-------- TEXT EXCERPT --------

That post is incredible as I have identified 11 of the Wayward Fog Babble without even trying to look! What an insight into the workings of a WAW, and as has been said before on many posts, this could have been written for me. In 3.5 months I have not been able to find one grain of proof to supplement my gut feeling of OP/EA. I sort of wish I could as Puppy has said to me before it would alot of the reasons WHY she is behaving like this.

--------

Pick up the forum post about a spouse's suspected affair after its last sentence and keep writing in the same voice.

-------- DATASET EXCERPTS --------

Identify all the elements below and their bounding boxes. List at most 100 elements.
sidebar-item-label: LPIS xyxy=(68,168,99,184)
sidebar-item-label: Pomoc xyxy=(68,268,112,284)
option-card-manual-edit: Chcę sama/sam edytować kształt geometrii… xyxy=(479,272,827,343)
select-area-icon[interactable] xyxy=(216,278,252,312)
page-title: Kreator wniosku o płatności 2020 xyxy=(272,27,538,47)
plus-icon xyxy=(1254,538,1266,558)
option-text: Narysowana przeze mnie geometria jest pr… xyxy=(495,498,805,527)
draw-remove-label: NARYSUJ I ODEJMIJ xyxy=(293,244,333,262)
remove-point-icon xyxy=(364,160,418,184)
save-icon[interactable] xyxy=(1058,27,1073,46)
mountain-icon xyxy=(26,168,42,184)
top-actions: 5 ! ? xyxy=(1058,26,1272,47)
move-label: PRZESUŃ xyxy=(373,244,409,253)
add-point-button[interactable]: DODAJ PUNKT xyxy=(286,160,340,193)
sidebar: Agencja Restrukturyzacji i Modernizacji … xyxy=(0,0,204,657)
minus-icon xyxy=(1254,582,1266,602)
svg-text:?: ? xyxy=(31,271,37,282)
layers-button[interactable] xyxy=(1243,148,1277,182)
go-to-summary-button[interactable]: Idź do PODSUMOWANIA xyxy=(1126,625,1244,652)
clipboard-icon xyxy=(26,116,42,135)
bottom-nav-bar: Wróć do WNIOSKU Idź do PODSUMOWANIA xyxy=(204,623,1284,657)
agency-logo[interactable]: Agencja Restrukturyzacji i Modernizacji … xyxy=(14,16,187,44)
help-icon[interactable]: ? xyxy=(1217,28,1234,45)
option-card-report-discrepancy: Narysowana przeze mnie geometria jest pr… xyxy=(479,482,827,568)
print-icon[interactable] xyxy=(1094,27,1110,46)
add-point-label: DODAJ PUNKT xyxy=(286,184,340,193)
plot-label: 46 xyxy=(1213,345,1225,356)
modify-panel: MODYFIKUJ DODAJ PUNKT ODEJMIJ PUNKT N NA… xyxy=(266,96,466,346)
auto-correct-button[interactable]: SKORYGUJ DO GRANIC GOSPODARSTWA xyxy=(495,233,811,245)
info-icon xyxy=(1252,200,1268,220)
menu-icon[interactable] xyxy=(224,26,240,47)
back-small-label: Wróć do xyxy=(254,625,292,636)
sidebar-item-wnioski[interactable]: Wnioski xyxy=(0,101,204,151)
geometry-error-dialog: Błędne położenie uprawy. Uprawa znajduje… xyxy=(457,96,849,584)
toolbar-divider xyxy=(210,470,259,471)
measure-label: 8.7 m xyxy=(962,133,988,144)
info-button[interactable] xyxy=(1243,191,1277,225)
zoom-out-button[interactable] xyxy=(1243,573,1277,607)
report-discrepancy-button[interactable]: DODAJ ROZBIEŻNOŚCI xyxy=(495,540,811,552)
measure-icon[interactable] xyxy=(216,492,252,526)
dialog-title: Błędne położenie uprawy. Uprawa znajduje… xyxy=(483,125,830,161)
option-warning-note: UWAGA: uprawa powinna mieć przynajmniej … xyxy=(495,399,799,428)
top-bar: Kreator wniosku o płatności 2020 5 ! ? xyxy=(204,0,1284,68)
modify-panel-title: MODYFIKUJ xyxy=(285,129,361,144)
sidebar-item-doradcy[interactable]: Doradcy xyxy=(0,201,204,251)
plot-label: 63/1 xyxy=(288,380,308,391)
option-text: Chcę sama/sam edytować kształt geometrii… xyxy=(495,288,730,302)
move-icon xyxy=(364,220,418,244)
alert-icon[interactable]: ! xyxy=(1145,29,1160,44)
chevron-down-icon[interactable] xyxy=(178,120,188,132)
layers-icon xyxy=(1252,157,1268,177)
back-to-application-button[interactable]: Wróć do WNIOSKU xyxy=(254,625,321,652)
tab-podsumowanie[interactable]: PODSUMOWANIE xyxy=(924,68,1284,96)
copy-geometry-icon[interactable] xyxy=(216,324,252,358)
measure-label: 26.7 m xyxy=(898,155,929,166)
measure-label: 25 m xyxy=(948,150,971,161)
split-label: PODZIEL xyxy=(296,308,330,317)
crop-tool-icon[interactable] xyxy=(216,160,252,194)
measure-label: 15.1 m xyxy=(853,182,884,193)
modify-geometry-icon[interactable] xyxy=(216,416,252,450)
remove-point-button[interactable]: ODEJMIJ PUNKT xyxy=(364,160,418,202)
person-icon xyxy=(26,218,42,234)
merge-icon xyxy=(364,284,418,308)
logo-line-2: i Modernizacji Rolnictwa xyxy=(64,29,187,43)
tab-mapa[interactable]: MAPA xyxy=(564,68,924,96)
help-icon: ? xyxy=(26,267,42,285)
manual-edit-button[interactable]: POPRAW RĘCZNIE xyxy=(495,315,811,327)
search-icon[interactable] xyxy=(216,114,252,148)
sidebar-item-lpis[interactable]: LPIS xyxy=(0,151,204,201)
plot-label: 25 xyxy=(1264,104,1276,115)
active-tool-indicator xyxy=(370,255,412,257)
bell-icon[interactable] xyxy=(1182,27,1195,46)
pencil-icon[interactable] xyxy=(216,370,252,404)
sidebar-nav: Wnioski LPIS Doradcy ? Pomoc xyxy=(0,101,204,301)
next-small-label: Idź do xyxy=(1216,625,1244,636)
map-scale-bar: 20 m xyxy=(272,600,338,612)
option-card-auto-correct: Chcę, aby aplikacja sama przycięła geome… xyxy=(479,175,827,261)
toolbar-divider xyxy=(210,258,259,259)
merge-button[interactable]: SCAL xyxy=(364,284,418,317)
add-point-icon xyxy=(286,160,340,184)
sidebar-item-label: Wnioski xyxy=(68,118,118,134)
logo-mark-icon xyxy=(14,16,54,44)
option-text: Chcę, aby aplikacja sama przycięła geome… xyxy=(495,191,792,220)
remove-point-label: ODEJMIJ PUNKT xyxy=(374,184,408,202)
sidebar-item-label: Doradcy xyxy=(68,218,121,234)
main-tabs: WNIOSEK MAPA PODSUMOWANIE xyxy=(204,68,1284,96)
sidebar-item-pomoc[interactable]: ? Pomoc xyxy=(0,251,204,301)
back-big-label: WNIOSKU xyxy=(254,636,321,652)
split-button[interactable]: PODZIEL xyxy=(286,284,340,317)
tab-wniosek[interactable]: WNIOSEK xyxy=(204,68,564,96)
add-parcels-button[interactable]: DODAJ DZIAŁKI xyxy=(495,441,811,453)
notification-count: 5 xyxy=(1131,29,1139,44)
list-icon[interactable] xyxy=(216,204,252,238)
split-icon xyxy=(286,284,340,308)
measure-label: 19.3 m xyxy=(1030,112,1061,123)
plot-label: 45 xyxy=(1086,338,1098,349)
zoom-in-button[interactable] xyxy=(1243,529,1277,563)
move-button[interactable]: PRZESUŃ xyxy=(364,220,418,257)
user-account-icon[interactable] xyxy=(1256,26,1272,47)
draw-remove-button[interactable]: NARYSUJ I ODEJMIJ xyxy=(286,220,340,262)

--------

*REPLY*:
I do feel better with the fantatic posts you have all sent me today so far. I feel I am in a slightly better place than I was this morning, and came assimilate what is going on. Your posts are telling me I should not be too hard on myself in trying to repair the most devasting thing that has happened to me in my life. I have validated the "reasons" she states but I am starting to not beat myself up over it. I only ever wanted a chance to repair the damage but she will not engage in any C whatsoever. I want to walk away from this knowing I have tried everything I can to reconcile, but if I can't I will make sure 100% my children will be ok. I just worry about them so much, and yet paradoxically my wife, who is a fantastic mother seems to becoming a tad selfish, (which is ALWAYS labelled at me). I am also labelled a liar constantly, though I think the more she says it the more she can justify lying to me when I ask her if there is someone else.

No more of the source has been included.